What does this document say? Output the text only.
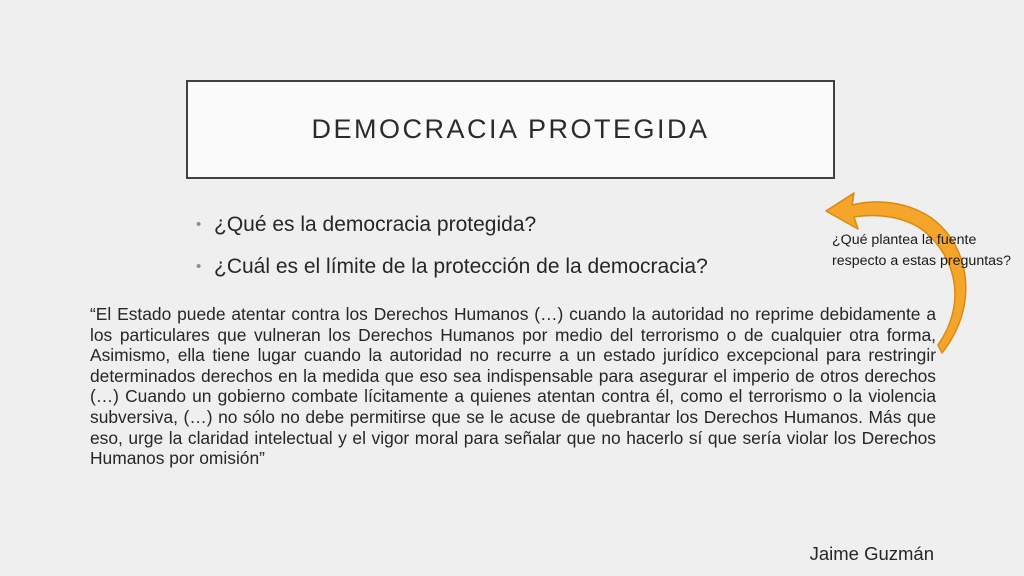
DEMOCRACIA PROTEGIDA
• ¿Qué es la democracia protegida?
• ¿Cuál es el límite de la protección de la democracia?

“El Estado puede atentar contra los Derechos Humanos (…) cuando la autoridad no reprime debidamente a los particulares que vulneran los Derechos Humanos por medio del terrorismo o de cualquier otra forma, Asimismo, ella tiene lugar cuando la autoridad no recurre a un estado jurídico excepcional para restringir determinados derechos en la medida que eso sea indispensable para asegurar el imperio de otros derechos (…) Cuando un gobierno combate lícitamente a quienes atentan contra él, como el terrorismo o la violencia subversiva, (…) no sólo no debe permitirse que se le acuse de quebrantar los Derechos Humanos. Más que eso, urge la claridad intelectual y el vigor moral para señalar que no hacerlo sí que sería violar los Derechos Humanos por omisión”

Jaime Guzmán
¿Qué plantea la fuente respecto a estas preguntas?
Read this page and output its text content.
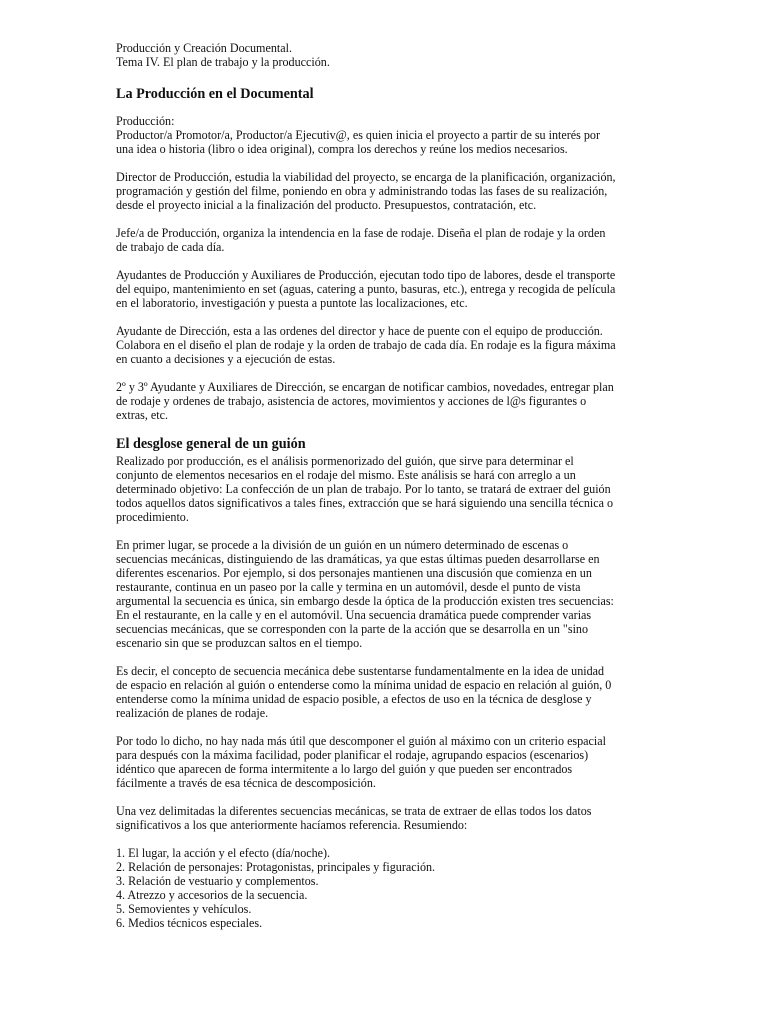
Producción y Creación Documental.
Tema IV. El plan de trabajo y la producción.
La Producción en el Documental

Producción:
Productor/a Promotor/a, Productor/a Ejecutiv@, es quien inicia el proyecto a partir de su interés por
una idea o historia (libro o idea original), compra los derechos y reúne los medios necesarios.

Director de Producción, estudia la viabilidad del proyecto, se encarga de la planificación, organización,
programación y gestión del filme, poniendo en obra y administrando todas las fases de su realización,
desde el proyecto inicial a la finalización del producto. Presupuestos, contratación, etc.

Jefe/a de Producción, organiza la intendencia en la fase de rodaje. Diseña el plan de rodaje y la orden
de trabajo de cada día.

Ayudantes de Producción y Auxiliares de Producción, ejecutan todo tipo de labores, desde el transporte
del equipo, mantenimiento en set (aguas, catering a punto, basuras, etc.), entrega y recogida de película
en el laboratorio, investigación y puesta a puntote las localizaciones, etc.

Ayudante de Dirección, esta a las ordenes del director y hace de puente con el equipo de producción.
Colabora en el diseño el plan de rodaje y la orden de trabajo de cada día. En rodaje es la figura máxima
en cuanto a decisiones y a ejecución de estas.

2º y 3º Ayudante y Auxiliares de Dirección, se encargan de notificar cambios, novedades, entregar plan
de rodaje y ordenes de trabajo, asistencia de actores, movimientos y acciones de l@s figurantes o
extras, etc.

El desglose general de un guión

Realizado por producción, es el análisis pormenorizado del guión, que sirve para determinar el
conjunto de elementos necesarios en el rodaje del mismo. Este análisis se hará con arreglo a un
determinado objetivo: La confección de un plan de trabajo. Por lo tanto, se tratará de extraer del guión
todos aquellos datos significativos a tales fines, extracción que se hará siguiendo una sencilla técnica o
procedimiento.

En primer lugar, se procede a la división de un guión en un número determinado de escenas o
secuencias mecánicas, distinguiendo de las dramáticas, ya que estas últimas pueden desarrollarse en
diferentes escenarios. Por ejemplo, si dos personajes mantienen una discusión que comienza en un
restaurante, continua en un paseo por la calle y termina en un automóvil, desde el punto de vista
argumental la secuencia es única, sin embargo desde la óptica de la producción existen tres secuencias:
En el restaurante, en la calle y en el automóvil. Una secuencia dramática puede comprender varias
secuencias mecánicas, que se corresponden con la parte de la acción que se desarrolla en un "sino
escenario sin que se produzcan saltos en el tiempo.

Es decir, el concepto de secuencia mecánica debe sustentarse fundamentalmente en la idea de unidad
de espacio en relación al guión o entenderse como la mínima unidad de espacio en relación al guión, 0
entenderse como la mínima unidad de espacio posible, a efectos de uso en la técnica de desglose y
realización de planes de rodaje.

Por todo lo dicho, no hay nada más útil que descomponer el guión al máximo con un criterio espacial
para después con la máxima facilidad, poder planificar el rodaje, agrupando espacios (escenarios)
idéntico que aparecen de forma intermitente a lo largo del guión y que pueden ser encontrados
fácilmente a través de esa técnica de descomposición.

Una vez delimitadas la diferentes secuencias mecánicas, se trata de extraer de ellas todos los datos
significativos a los que anteriormente hacíamos referencia. Resumiendo:

1. El lugar, la acción y el efecto (día/noche).
2. Relación de personajes: Protagonistas, principales y figuración.
3. Relación de vestuario y complementos.
4. Atrezzo y accesorios de la secuencia.
5. Semovientes y vehículos.
6. Medios técnicos especiales.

+ + + + + + +

— EXERCISE AIM —
Give every line above again exactly, with no pictures.

— SOLUTION FOR THIS EXERCISE —
What does this document say? Output the text only.
DEMOCRACIA PROTEGIDA
• ¿Qué es la democracia protegida?
• ¿Cuál es el límite de la protección de la democracia?

“El Estado puede atentar contra los Derechos Humanos (…) cuando la autoridad no reprime debidamente a los particulares que vulneran los Derechos Humanos por medio del terrorismo o de cualquier otra forma, Asimismo, ella tiene lugar cuando la autoridad no recurre a un estado jurídico excepcional para restringir determinados derechos en la medida que eso sea indispensable para asegurar el imperio de otros derechos (…) Cuando un gobierno combate lícitamente a quienes atentan contra él, como el terrorismo o la violencia subversiva, (…) no sólo no debe permitirse que se le acuse de quebrantar los Derechos Humanos. Más que eso, urge la claridad intelectual y el vigor moral para señalar que no hacerlo sí que sería violar los Derechos Humanos por omisión”

Jaime Guzmán
¿Qué plantea la fuente respecto a estas preguntas?
Read this page and output its text content.
Producción y Creación Documental.
Tema IV. El plan de trabajo y la producción.
La Producción en el Documental

Producción:
Productor/a Promotor/a, Productor/a Ejecutiv@, es quien inicia el proyecto a partir de su interés por
una idea o historia (libro o idea original), compra los derechos y reúne los medios necesarios.

Director de Producción, estudia la viabilidad del proyecto, se encarga de la planificación, organización,
programación y gestión del filme, poniendo en obra y administrando todas las fases de su realización,
desde el proyecto inicial a la finalización del producto. Presupuestos, contratación, etc.

Jefe/a de Producción, organiza la intendencia en la fase de rodaje. Diseña el plan de rodaje y la orden
de trabajo de cada día.

Ayudantes de Producción y Auxiliares de Producción, ejecutan todo tipo de labores, desde el transporte
del equipo, mantenimiento en set (aguas, catering a punto, basuras, etc.), entrega y recogida de película
en el laboratorio, investigación y puesta a puntote las localizaciones, etc.

Ayudante de Dirección, esta a las ordenes del director y hace de puente con el equipo de producción.
Colabora en el diseño el plan de rodaje y la orden de trabajo de cada día. En rodaje es la figura máxima
en cuanto a decisiones y a ejecución de estas.

2º y 3º Ayudante y Auxiliares de Dirección, se encargan de notificar cambios, novedades, entregar plan
de rodaje y ordenes de trabajo, asistencia de actores, movimientos y acciones de l@s figurantes o
extras, etc.

El desglose general de un guión

Realizado por producción, es el análisis pormenorizado del guión, que sirve para determinar el
conjunto de elementos necesarios en el rodaje del mismo. Este análisis se hará con arreglo a un
determinado objetivo: La confección de un plan de trabajo. Por lo tanto, se tratará de extraer del guión
todos aquellos datos significativos a tales fines, extracción que se hará siguiendo una sencilla técnica o
procedimiento.

En primer lugar, se procede a la división de un guión en un número determinado de escenas o
secuencias mecánicas, distinguiendo de las dramáticas, ya que estas últimas pueden desarrollarse en
diferentes escenarios. Por ejemplo, si dos personajes mantienen una discusión que comienza en un
restaurante, continua en un paseo por la calle y termina en un automóvil, desde el punto de vista
argumental la secuencia es única, sin embargo desde la óptica de la producción existen tres secuencias:
En el restaurante, en la calle y en el automóvil. Una secuencia dramática puede comprender varias
secuencias mecánicas, que se corresponden con la parte de la acción que se desarrolla en un "sino
escenario sin que se produzcan saltos en el tiempo.

Es decir, el concepto de secuencia mecánica debe sustentarse fundamentalmente en la idea de unidad
de espacio en relación al guión o entenderse como la mínima unidad de espacio en relación al guión, 0
entenderse como la mínima unidad de espacio posible, a efectos de uso en la técnica de desglose y
realización de planes de rodaje.

Por todo lo dicho, no hay nada más útil que descomponer el guión al máximo con un criterio espacial
para después con la máxima facilidad, poder planificar el rodaje, agrupando espacios (escenarios)
idéntico que aparecen de forma intermitente a lo largo del guión y que pueden ser encontrados
fácilmente a través de esa técnica de descomposición.

Una vez delimitadas la diferentes secuencias mecánicas, se trata de extraer de ellas todos los datos
significativos a los que anteriormente hacíamos referencia. Resumiendo:

1. El lugar, la acción y el efecto (día/noche).
2. Relación de personajes: Protagonistas, principales y figuración.
3. Relación de vestuario y complementos.
4. Atrezzo y accesorios de la secuencia.
5. Semovientes y vehículos.
6. Medios técnicos especiales.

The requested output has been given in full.